Understanding Language

Children with difficulties in understanding spoken language and in producing complex sentences are at greater risk of long-term difficulties throughout the curriculum. Language difficulties often go unrecognised as children can try and hide what they do not know. 

For many children, an early focus on broader oral language skills can be a crucial element to preventing reading failure. Research has highlighted the vital role that oral language skills such as vocabulary and story production play in literacy development. 

Information & Resources for Schools

Developmental Language Disorder is the term used to refer to children and young people that have difficulties with expressive and/or receptive language skills that impact on everyday life. Difficulties can include producing or understanding complex sentences, or learning new words. ‘Developmental Language Disorder’ was the agreed term for when a language disorder is not associated with a known condition such as autism spectrum disorder, brain injury, genetic conditions such as Down’s syndrome and sensorineural hearing loss.

Until recently the terms ‘Specific Language Impairment’, ‘language disorder’ and ‘developmental language impairment’ were used.

In 2016 an international group of 57 experts (the CATALISE panel) reached consensus on the criteria used for children’s language difficulties (Bishop et al, 2016b).

 

Phonology is the branch of linguistics concerned with the organisation of speech sounds into categories. When learning language, the child has to learn which features to ignore and which to focus on.

Phonological problems can present as difficulties with speech production that are linguistic in origin or due to motor impairment or physical abnormality.  A linguistic problem is identified when a child fails to make a speech distinction between sounds e.g. when a child says ‘tea’ rather than ‘key’, substituting /t/ for /k/.

Phonological errors of this kind are common in early development, but can persist and impact on clarity of speech. Phonological problems in pre-school children, that are not accompanied by other language problems respond well to specialist intervention by a speech and language therapist. 

‘Speech Sound Disorder’ (SSD) is an umbrella term that also includes problems with speech production that have motor or physical origins, or involve misarticulations such as a lisp, where a sound is produced in a distorted way without losing the contrast with other sounds.

It is not always easy to distinguish between phonological disorders and other types of  speech production problem. 

Phonological awareness, is the ability to explicitly categorise and manipulate the sounds of language. Children with phonological difficulties may be unable to identify the three phonemes constituting the word ‘bat’, or to recognise that ‘bat’  and ‘bar’ begin with the same phoneme. Phonological awareness difficulties are common in children with reading difficulties.

§ **Exercise data**
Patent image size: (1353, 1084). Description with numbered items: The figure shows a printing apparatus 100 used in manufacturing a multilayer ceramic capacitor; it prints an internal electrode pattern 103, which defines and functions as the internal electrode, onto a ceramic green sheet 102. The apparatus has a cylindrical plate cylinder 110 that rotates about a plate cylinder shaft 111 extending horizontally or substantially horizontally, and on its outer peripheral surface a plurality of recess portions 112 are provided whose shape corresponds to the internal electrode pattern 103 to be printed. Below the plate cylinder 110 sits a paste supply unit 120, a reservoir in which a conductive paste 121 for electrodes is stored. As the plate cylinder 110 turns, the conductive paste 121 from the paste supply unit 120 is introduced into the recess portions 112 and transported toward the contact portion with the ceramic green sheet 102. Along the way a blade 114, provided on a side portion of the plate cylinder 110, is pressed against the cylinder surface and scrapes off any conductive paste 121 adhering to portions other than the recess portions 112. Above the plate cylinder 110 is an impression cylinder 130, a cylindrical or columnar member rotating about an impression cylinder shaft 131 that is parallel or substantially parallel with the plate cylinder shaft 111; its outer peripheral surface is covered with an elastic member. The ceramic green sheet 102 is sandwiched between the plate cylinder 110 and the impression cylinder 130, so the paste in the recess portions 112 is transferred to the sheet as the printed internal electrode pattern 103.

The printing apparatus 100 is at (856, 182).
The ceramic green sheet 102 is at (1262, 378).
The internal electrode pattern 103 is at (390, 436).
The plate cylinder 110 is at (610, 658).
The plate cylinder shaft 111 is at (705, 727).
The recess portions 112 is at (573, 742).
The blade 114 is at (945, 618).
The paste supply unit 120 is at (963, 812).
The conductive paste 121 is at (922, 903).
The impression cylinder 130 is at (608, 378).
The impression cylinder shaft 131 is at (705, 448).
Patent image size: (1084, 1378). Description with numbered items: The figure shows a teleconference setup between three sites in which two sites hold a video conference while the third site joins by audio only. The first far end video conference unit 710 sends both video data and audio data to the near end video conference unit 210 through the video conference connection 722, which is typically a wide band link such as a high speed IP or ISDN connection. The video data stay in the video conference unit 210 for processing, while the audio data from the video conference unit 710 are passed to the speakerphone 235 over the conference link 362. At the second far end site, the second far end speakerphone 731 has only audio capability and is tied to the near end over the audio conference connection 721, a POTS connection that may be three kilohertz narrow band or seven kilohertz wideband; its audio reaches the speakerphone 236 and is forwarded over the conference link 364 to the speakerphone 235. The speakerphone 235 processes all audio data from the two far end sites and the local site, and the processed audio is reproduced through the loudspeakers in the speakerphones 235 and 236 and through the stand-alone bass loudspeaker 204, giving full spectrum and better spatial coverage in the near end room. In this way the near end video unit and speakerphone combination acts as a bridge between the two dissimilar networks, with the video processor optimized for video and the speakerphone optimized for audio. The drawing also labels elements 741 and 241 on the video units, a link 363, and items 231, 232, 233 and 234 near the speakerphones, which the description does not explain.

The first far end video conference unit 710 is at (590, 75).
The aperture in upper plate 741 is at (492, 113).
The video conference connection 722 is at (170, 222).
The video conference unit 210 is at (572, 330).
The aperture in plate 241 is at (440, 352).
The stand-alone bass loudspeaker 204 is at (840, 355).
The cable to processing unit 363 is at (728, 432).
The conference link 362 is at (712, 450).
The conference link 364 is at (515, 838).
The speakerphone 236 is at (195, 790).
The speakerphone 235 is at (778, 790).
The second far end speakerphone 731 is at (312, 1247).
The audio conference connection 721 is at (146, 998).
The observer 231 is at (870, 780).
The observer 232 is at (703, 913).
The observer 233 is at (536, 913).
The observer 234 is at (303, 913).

§ **What the task requires**
Answer these questions from the text on understanding language:
(a) How many experts made up the international group that reached consensus in 2016?
(b) In the example of a child saying 'tea' rather than 'key', which sound is substituted for /k/?
(c) Which three terms were used until recently?

§ **Final answer**
(a) 57 experts, the CATALISE panel.
(b) /t/
(c) 'Specific Language Impairment', 'language disorder' and 'developmental language impairment'.